TASK DESCRIPTION: Single out the lines of the material that contain "ὅμως" and copy them.

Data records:
= = = = =

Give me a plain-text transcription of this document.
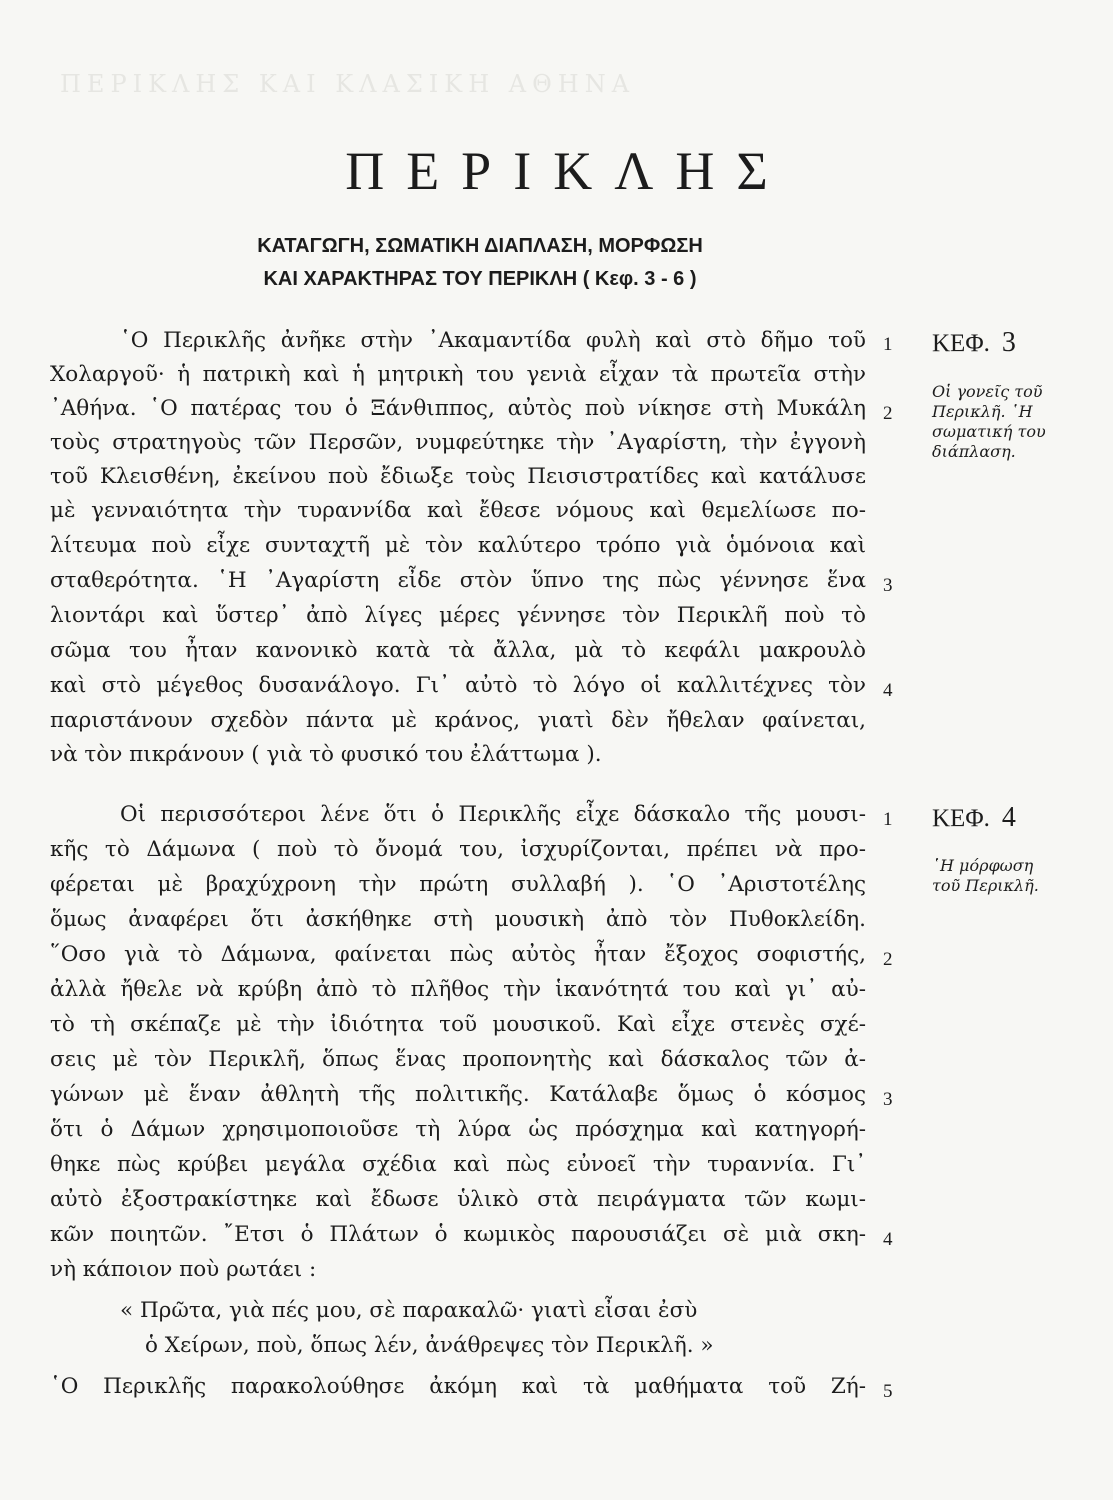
ΠΕΡΙΚΛΗΣ ΚΑΙ ΚΛΑΣΙΚΗ ΑΘΗΝΑ
ΠΕΡΙΚΛΗΣ
ΚΑΤΑΓΩΓΗ, ΣΩΜΑΤΙΚΗ ΔΙΑΠΛΑΣΗ, ΜΟΡΦΩΣΗ
ΚΑΙ ΧΑΡΑΚΤΗΡΑΣ ΤΟΥ ΠΕΡΙΚΛΗ ( Κεφ. 3 - 6 )
῾Ο Περικλῆς ἀνῆκε στὴν ᾽Ακαμαντίδα φυλὴ καὶ στὸ δῆμο τοῦ
Χολαργοῦ· ἡ πατρικὴ καὶ ἡ μητρικὴ του γενιὰ εἶχαν τὰ πρωτεῖα στὴν
᾽Αθήνα. ῾Ο πατέρας του ὁ Ξάνθιππος, αὐτὸς ποὺ νίκησε στὴ Μυκάλη
τοὺς στρατηγοὺς τῶν Περσῶν, νυμφεύτηκε τὴν ᾽Αγαρίστη, τὴν ἐγγονὴ
τοῦ Κλεισθένη, ἐκείνου ποὺ ἔδιωξε τοὺς Πεισιστρατίδες καὶ κατάλυσε
μὲ γενναιότητα τὴν τυραννίδα καὶ ἔθεσε νόμους καὶ θεμελίωσε πο-
λίτευμα ποὺ εἶχε συνταχτῆ μὲ τὸν καλύτερο τρόπο γιὰ ὁμόνοια καὶ
σταθερότητα. ῾Η ᾽Αγαρίστη εἶδε στὸν ὕπνο της πὼς γέννησε ἕνα
λιοντάρι καὶ ὕστερ᾽ ἀπὸ λίγες μέρες γέννησε τὸν Περικλῆ ποὺ τὸ
σῶμα του ἦταν κανονικὸ κατὰ τὰ ἄλλα, μὰ τὸ κεφάλι μακρουλὸ
καὶ στὸ μέγεθος δυσανάλογο. Γι᾽ αὐτὸ τὸ λόγο οἱ καλλιτέχνες τὸν
παριστάνουν σχεδὸν πάντα μὲ κράνος, γιατὶ δὲν ἤθελαν φαίνεται,
νὰ τὸν πικράνουν ( γιὰ τὸ φυσικό του ἐλάττωμα ).
Οἱ περισσότεροι λένε ὅτι ὁ Περικλῆς εἶχε δάσκαλο τῆς μουσι-
κῆς τὸ Δάμωνα ( ποὺ τὸ ὄνομά του, ἰσχυρίζονται, πρέπει νὰ προ-
φέρεται μὲ βραχύχρονη τὴν πρώτη συλλαβή ). ῾Ο ᾽Αριστοτέλης
ὅμως ἀναφέρει ὅτι ἀσκήθηκε στὴ μουσικὴ ἀπὸ τὸν Πυθοκλείδη.
῞Οσο γιὰ τὸ Δάμωνα, φαίνεται πὼς αὐτὸς ἦταν ἔξοχος σοφιστής,
ἀλλὰ ἤθελε νὰ κρύβη ἀπὸ τὸ πλῆθος τὴν ἱκανότητά του καὶ γι᾽ αὐ-
τὸ τὴ σκέπαζε μὲ τὴν ἰδιότητα τοῦ μουσικοῦ. Καὶ εἶχε στενὲς σχέ-
σεις μὲ τὸν Περικλῆ, ὅπως ἕνας προπονητὴς καὶ δάσκαλος τῶν ἀ-
γώνων μὲ ἕναν ἀθλητὴ τῆς πολιτικῆς. Κατάλαβε ὅμως ὁ κόσμος
ὅτι ὁ Δάμων χρησιμοποιοῦσε τὴ λύρα ὡς πρόσχημα καὶ κατηγορή-
θηκε πὼς κρύβει μεγάλα σχέδια καὶ πὼς εὐνοεῖ τὴν τυραννία. Γι᾽
αὐτὸ ἐξοστρακίστηκε καὶ ἔδωσε ὑλικὸ στὰ πειράγματα τῶν κωμι-
κῶν ποιητῶν. ῎Ετσι ὁ Πλάτων ὁ κωμικὸς παρουσιάζει σὲ μιὰ σκη-
νὴ κάποιον ποὺ ρωτάει :
« Πρῶτα, γιὰ πές μου, σὲ παρακαλῶ· γιατὶ εἶσαι ἐσὺ
ὁ Χείρων, ποὺ, ὅπως λέν, ἀνάθρεψες τὸν Περικλῆ. »
῾Ο Περικλῆς παρακολούθησε ἀκόμη καὶ τὰ μαθήματα τοῦ Ζή-
1
2
3
4
1
2
3
4
5
ΚΕΦ. 3
Οἱ γονεῖς τοῦ
Περικλῆ. ῾Η
σωματική του
διάπλαση.
ΚΕΦ. 4
῾Η μόρφωση
τοῦ Περικλῆ.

= = = = =

EXERCISE RESPONSE:
ὅμως ἀναφέρει ὅτι ἀσκήθηκε στὴ μουσικὴ ἀπὸ τὸν Πυθοκλείδη.
γώνων μὲ ἕναν ἀθλητὴ τῆς πολιτικῆς. Κατάλαβε ὅμως ὁ κόσμος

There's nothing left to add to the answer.